Selected extract:

---+---

In their reply, Defendants argue that “[t]o suggest Janus does not ‘prudently select or monitor' its own funds ignores the significant guardrails in place to protect investors like Plan participants.” ECF No. 46 at 8 (citing 15 U.S.C. § 80a-15(c) as requiring directors of investment companies to “request and evaluate” information regarding mutual funds). This is a new argument on reply, and it is accordingly waived for purposes of the motion to dismiss. See, e.g., Tuft v. Indem. Insur. Co. of N. Am., No. 19-cv-01827-REB-KLM, 2021 WL 1041801, at *2 n.3 (citing United States v. Leffler, 942 F.3d 1192, 1197-98 (10th Cir. 2019)); Home Design Servs., Inc. v. B&B Custom Homes, 509 F.Supp.2d 968, 971 (D. Colo. 2007)). Even if the court were to consider the argument, it would not alter the court's analysis here. This is a provision of the Investment Company Act's requiring board approval before a registered investment company contracts for regular investment advice. Defendants do not explain how they believe that statute applies to Janus or the Committee in their fiduciary roles for the Plan.

---+---

Data shown:

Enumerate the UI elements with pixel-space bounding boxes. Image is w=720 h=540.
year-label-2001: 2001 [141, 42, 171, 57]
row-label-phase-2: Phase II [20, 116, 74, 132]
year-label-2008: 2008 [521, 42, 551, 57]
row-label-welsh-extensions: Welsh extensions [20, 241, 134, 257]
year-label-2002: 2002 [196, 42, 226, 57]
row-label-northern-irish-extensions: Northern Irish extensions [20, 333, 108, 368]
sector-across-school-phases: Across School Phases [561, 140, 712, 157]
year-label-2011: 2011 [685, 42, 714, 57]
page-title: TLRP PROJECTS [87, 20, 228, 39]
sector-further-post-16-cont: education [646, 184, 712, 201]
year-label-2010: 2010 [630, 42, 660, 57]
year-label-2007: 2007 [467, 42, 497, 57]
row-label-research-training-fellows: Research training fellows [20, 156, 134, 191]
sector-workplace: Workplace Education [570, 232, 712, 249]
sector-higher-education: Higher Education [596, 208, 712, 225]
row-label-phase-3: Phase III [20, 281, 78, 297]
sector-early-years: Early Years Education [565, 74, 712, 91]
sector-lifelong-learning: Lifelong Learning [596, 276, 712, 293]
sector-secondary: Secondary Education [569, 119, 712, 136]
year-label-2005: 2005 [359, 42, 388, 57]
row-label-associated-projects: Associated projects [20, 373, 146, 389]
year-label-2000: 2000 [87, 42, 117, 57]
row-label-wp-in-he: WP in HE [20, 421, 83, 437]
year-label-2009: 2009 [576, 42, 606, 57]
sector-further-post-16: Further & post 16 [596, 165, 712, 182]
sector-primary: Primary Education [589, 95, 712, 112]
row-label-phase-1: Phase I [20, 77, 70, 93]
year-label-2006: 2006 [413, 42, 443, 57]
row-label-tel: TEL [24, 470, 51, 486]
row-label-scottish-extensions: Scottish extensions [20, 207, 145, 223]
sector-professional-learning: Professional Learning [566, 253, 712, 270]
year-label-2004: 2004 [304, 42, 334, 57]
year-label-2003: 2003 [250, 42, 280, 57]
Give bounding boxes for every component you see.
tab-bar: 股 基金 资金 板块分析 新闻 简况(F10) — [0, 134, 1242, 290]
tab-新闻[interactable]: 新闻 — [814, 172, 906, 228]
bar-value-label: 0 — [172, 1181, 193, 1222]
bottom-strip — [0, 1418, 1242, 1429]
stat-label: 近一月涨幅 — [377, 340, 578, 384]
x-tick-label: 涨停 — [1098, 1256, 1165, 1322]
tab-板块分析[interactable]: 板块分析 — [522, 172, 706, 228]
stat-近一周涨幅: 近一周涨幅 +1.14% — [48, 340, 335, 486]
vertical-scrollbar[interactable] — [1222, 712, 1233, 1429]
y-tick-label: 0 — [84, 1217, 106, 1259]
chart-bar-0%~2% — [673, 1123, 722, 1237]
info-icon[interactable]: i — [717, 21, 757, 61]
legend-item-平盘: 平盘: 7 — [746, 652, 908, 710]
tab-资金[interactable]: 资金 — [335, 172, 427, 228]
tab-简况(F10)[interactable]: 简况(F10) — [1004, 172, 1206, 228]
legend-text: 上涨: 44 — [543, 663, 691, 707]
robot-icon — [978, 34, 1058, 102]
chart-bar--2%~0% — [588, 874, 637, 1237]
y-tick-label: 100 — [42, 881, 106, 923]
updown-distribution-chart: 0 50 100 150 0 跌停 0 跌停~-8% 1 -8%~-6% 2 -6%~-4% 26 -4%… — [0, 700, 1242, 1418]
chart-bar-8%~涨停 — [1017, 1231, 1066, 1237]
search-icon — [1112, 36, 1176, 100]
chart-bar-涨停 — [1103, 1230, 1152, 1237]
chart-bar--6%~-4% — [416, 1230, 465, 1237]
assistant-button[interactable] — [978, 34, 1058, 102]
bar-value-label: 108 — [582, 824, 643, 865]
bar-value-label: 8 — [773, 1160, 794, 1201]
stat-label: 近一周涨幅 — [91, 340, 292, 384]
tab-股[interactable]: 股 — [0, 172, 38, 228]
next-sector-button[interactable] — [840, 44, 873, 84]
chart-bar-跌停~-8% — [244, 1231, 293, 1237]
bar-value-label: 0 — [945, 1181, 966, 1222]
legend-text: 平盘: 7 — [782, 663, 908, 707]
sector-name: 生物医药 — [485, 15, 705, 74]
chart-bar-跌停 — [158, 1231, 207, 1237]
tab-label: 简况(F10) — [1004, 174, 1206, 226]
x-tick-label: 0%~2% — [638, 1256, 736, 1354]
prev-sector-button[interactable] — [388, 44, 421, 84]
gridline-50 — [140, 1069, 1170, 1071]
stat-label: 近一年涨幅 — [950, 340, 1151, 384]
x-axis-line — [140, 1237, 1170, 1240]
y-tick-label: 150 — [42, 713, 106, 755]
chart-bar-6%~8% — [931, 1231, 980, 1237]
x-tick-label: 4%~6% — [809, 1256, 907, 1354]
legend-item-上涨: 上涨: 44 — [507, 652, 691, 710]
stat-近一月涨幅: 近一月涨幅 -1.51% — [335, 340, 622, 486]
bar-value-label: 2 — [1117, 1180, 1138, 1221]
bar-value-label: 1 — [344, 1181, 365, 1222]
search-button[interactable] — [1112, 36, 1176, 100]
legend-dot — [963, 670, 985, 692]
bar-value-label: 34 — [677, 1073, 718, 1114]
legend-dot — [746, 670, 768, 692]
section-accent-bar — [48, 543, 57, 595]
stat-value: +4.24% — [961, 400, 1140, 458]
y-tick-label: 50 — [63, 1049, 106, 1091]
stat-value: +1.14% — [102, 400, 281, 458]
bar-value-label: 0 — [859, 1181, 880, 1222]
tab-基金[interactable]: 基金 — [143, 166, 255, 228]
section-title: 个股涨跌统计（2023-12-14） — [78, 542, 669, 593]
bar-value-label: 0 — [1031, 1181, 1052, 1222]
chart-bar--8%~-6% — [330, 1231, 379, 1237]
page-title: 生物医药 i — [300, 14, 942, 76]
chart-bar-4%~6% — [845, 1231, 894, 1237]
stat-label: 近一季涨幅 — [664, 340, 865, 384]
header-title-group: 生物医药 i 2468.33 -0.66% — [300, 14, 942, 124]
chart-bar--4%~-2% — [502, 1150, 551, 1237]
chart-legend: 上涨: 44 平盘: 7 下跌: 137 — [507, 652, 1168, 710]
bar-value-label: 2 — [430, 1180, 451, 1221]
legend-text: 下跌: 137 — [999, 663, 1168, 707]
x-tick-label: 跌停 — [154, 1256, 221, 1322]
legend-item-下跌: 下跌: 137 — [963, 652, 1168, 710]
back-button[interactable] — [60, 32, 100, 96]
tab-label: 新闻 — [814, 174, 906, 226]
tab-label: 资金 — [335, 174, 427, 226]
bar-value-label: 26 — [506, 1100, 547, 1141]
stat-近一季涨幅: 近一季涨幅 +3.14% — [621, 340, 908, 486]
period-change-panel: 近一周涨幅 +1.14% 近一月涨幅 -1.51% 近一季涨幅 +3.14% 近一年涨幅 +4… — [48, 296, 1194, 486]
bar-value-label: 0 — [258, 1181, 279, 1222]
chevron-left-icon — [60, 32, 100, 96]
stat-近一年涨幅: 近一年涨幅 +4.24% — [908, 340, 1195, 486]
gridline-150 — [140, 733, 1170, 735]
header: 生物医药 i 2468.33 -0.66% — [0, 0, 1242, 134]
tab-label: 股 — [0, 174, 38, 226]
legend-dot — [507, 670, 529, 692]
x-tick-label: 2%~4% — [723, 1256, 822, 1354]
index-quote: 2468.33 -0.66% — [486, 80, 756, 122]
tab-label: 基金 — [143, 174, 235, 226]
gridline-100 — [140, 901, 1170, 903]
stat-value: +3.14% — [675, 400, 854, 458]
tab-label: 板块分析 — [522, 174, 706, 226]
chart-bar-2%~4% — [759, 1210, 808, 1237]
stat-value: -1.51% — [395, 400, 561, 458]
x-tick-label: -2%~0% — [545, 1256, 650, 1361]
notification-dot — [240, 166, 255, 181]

---+---

Written tasks:
(A) Name every court case cited in the legal opinion excerpt.
(B) Answer these questions from the legal opinion excerpt:
(i) Which filing and page does the excerpt cite for the Defendants' reply?
(ii) What does the court rule about the new argument raised on reply?
(iii) Which act contains the provision requiring board approval before a registered investment company contracts for regular investment advice?
(C) Carry on the legal opinion excerpt from its final sentence, keeping the same style.

Answers to the exercise:
(A)
Tuft v. Indem. Insur. Co. of N. Am.
United States v. Leffler
Home Design Servs., Inc. v. B&B Custom Homes

(B)
(i) ECF No. 46 at 8.
(ii) It is waived for purposes of the motion to dismiss.
(iii) The Investment Company Act.

(C)
DOL, A Look at 401(k) Plan Fees, at 1-2 (2013), available at https://www.dol.gov/sites/dolgov /files/ebsa/about-ebsa/our-activities/resource-center/publications/a-look-at-401k-plan-fees.pdf, (noting that a “1 percent difference in fees and expenses would reduce your account balance at retirement by 28 percent”); SEC Investor Bulletin, How Fees and Expenses Affect Your Investment Portfolio, SEC Pub. No. 164 at 3 (2014), available at https://www.sec.gov/investor/ alerts/ibfeesexpenses.pdf (“In 20 years, the total amount paid for a 1% annual fee adds up to almost $28,000 for a $100,000 initial investment”).

Second, Plaintiffs' comparison allegations are anything but conclusory. The Amended Complaint goes on for several pages with detailed allegations of which benchmarks Plaintiffs used and includes several tables setting forth the specific comparisons against those benchmarks.

As one of Defendants' cited cases notes, Plaintiffs “cannot simply make a bare allegation that costs are too high, or returns are too low.” Davis v. Wash. Univ. in St. Louis, 960 F.3d 478, 484 (8th Cir. 2020). They must offer “a sound basis for comparison-a meaningful benchmark.” Id.

The court respectfully concludes that Plaintiffs do so here.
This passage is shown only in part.